● **Stated task**: Return the material word for word. Do not include pictures.

● **Task inputs**:

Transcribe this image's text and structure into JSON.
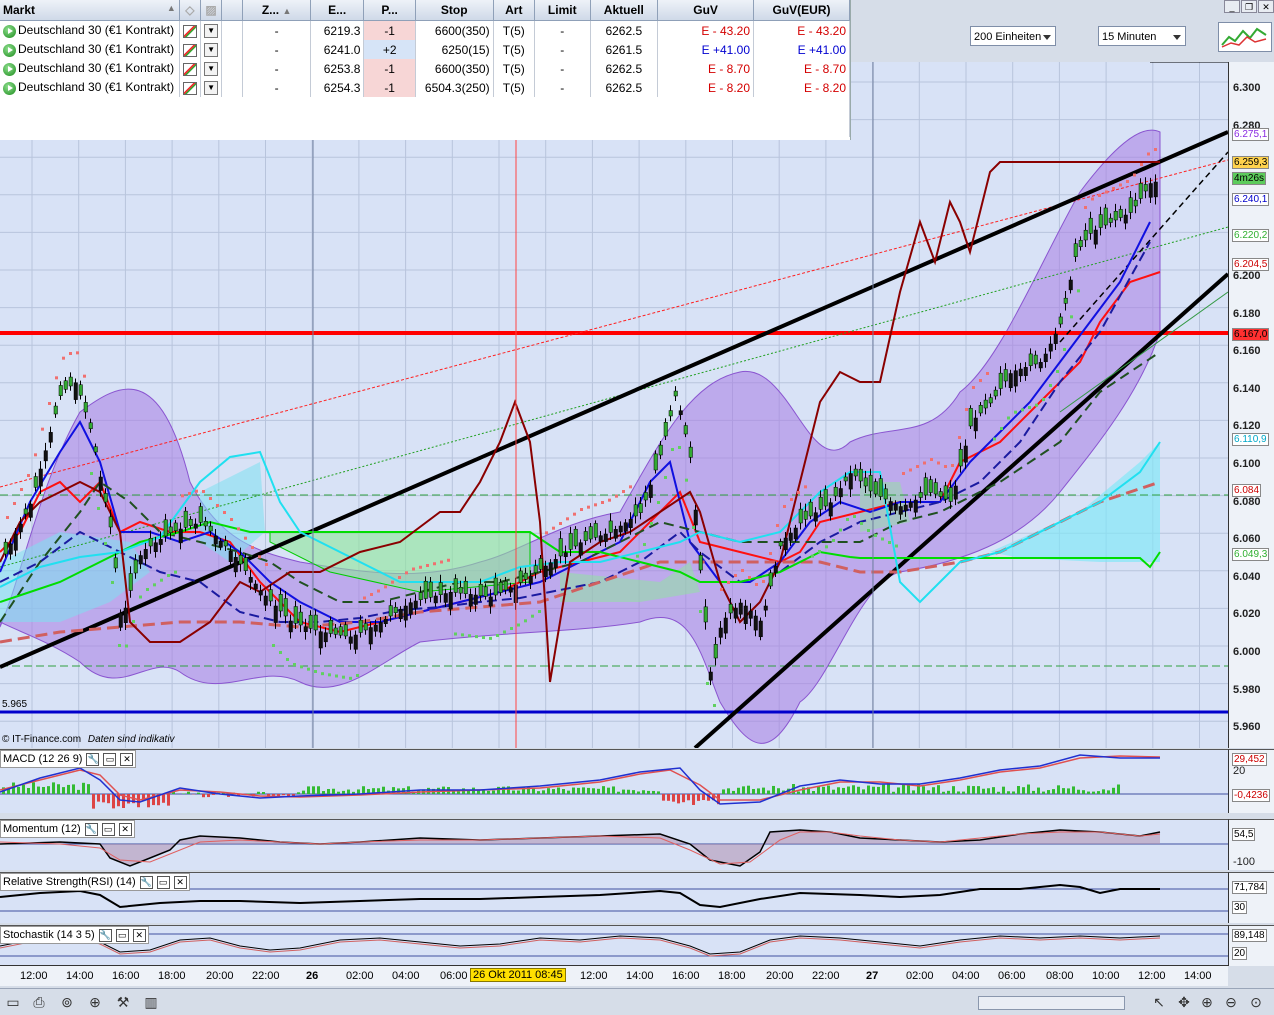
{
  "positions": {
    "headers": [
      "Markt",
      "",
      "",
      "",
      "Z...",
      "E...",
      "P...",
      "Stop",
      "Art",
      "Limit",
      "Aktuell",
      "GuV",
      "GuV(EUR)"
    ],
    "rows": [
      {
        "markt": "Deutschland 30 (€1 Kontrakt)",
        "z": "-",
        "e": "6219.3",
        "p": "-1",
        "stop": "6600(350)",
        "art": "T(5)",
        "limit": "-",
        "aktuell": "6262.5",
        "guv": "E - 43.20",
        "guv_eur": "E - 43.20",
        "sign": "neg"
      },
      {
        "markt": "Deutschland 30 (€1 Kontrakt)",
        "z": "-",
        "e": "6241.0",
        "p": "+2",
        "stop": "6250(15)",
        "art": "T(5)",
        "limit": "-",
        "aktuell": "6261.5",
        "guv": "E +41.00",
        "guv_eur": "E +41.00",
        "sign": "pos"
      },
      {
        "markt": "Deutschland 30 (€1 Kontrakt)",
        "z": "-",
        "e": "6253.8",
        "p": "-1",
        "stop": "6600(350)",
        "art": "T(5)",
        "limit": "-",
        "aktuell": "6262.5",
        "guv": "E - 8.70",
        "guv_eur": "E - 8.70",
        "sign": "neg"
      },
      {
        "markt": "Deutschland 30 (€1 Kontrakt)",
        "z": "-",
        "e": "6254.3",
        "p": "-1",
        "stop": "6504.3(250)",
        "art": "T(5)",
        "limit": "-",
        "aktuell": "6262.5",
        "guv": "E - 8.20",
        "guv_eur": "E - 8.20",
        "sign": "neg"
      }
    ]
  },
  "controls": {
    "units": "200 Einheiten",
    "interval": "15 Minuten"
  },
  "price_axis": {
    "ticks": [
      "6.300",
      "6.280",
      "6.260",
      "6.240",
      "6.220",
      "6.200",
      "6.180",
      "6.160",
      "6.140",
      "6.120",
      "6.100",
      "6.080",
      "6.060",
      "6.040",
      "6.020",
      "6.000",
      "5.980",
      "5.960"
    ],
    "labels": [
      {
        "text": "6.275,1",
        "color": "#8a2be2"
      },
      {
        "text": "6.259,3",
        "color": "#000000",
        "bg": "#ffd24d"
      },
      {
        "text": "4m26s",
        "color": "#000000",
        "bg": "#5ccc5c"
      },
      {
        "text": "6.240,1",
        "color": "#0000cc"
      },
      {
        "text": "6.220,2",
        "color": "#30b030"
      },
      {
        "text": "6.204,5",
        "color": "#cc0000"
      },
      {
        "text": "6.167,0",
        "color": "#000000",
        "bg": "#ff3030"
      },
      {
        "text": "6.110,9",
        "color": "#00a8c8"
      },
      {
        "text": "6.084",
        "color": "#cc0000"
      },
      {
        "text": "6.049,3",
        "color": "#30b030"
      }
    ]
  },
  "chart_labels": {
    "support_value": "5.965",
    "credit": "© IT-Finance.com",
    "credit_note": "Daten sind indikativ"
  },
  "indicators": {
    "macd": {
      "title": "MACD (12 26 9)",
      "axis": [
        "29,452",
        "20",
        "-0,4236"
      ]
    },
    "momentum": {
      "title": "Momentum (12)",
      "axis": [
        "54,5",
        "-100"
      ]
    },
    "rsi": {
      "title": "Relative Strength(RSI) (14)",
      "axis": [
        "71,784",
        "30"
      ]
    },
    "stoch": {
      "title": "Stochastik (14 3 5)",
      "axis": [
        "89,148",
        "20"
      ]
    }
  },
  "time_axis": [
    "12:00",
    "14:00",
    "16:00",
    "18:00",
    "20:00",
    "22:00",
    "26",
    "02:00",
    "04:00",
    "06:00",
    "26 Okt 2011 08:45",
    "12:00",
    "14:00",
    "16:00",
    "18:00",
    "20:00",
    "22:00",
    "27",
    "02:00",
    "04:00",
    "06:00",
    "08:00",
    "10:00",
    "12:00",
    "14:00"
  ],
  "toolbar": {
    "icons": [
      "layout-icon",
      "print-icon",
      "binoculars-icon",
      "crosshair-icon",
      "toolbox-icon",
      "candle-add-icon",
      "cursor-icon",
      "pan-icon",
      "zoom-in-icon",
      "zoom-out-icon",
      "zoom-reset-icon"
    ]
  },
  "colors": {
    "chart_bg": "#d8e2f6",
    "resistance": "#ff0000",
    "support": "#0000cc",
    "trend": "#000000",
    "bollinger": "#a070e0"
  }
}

● **Answer for the task**:
Transcribe this image's text and structure into JSON.
{
  "positions": {
    "headers": [
      "Markt",
      "",
      "",
      "",
      "Z...",
      "E...",
      "P...",
      "Stop",
      "Art",
      "Limit",
      "Aktuell",
      "GuV",
      "GuV(EUR)"
    ],
    "rows": [
      {
        "markt": "Deutschland 30 (€1 Kontrakt)",
        "z": "-",
        "e": "6219.3",
        "p": "-1",
        "stop": "6600(350)",
        "art": "T(5)",
        "limit": "-",
        "aktuell": "6262.5",
        "guv": "E - 43.20",
        "guv_eur": "E - 43.20",
        "sign": "neg"
      },
      {
        "markt": "Deutschland 30 (€1 Kontrakt)",
        "z": "-",
        "e": "6241.0",
        "p": "+2",
        "stop": "6250(15)",
        "art": "T(5)",
        "limit": "-",
        "aktuell": "6261.5",
        "guv": "E +41.00",
        "guv_eur": "E +41.00",
        "sign": "pos"
      },
      {
        "markt": "Deutschland 30 (€1 Kontrakt)",
        "z": "-",
        "e": "6253.8",
        "p": "-1",
        "stop": "6600(350)",
        "art": "T(5)",
        "limit": "-",
        "aktuell": "6262.5",
        "guv": "E - 8.70",
        "guv_eur": "E - 8.70",
        "sign": "neg"
      },
      {
        "markt": "Deutschland 30 (€1 Kontrakt)",
        "z": "-",
        "e": "6254.3",
        "p": "-1",
        "stop": "6504.3(250)",
        "art": "T(5)",
        "limit": "-",
        "aktuell": "6262.5",
        "guv": "E - 8.20",
        "guv_eur": "E - 8.20",
        "sign": "neg"
      }
    ]
  },
  "controls": {
    "units": "200 Einheiten",
    "interval": "15 Minuten"
  },
  "price_axis": {
    "ticks": [
      "6.300",
      "6.280",
      "6.260",
      "6.240",
      "6.220",
      "6.200",
      "6.180",
      "6.160",
      "6.140",
      "6.120",
      "6.100",
      "6.080",
      "6.060",
      "6.040",
      "6.020",
      "6.000",
      "5.980",
      "5.960"
    ],
    "labels": [
      {
        "text": "6.275,1",
        "color": "#8a2be2"
      },
      {
        "text": "6.259,3",
        "color": "#000000",
        "bg": "#ffd24d"
      },
      {
        "text": "4m26s",
        "color": "#000000",
        "bg": "#5ccc5c"
      },
      {
        "text": "6.240,1",
        "color": "#0000cc"
      },
      {
        "text": "6.220,2",
        "color": "#30b030"
      },
      {
        "text": "6.204,5",
        "color": "#cc0000"
      },
      {
        "text": "6.167,0",
        "color": "#000000",
        "bg": "#ff3030"
      },
      {
        "text": "6.110,9",
        "color": "#00a8c8"
      },
      {
        "text": "6.084",
        "color": "#cc0000"
      },
      {
        "text": "6.049,3",
        "color": "#30b030"
      }
    ]
  },
  "chart_labels": {
    "support_value": "5.965",
    "credit": "© IT-Finance.com",
    "credit_note": "Daten sind indikativ"
  },
  "indicators": {
    "macd": {
      "title": "MACD (12 26 9)",
      "axis": [
        "29,452",
        "20",
        "-0,4236"
      ]
    },
    "momentum": {
      "title": "Momentum (12)",
      "axis": [
        "54,5",
        "-100"
      ]
    },
    "rsi": {
      "title": "Relative Strength(RSI) (14)",
      "axis": [
        "71,784",
        "30"
      ]
    },
    "stoch": {
      "title": "Stochastik (14 3 5)",
      "axis": [
        "89,148",
        "20"
      ]
    }
  },
  "time_axis": [
    "12:00",
    "14:00",
    "16:00",
    "18:00",
    "20:00",
    "22:00",
    "26",
    "02:00",
    "04:00",
    "06:00",
    "26 Okt 2011 08:45",
    "12:00",
    "14:00",
    "16:00",
    "18:00",
    "20:00",
    "22:00",
    "27",
    "02:00",
    "04:00",
    "06:00",
    "08:00",
    "10:00",
    "12:00",
    "14:00"
  ],
  "toolbar": {
    "icons": [
      "layout-icon",
      "print-icon",
      "binoculars-icon",
      "crosshair-icon",
      "toolbox-icon",
      "candle-add-icon",
      "cursor-icon",
      "pan-icon",
      "zoom-in-icon",
      "zoom-out-icon",
      "zoom-reset-icon"
    ]
  },
  "colors": {
    "chart_bg": "#d8e2f6",
    "resistance": "#ff0000",
    "support": "#0000cc",
    "trend": "#000000",
    "bollinger": "#a070e0"
  }
}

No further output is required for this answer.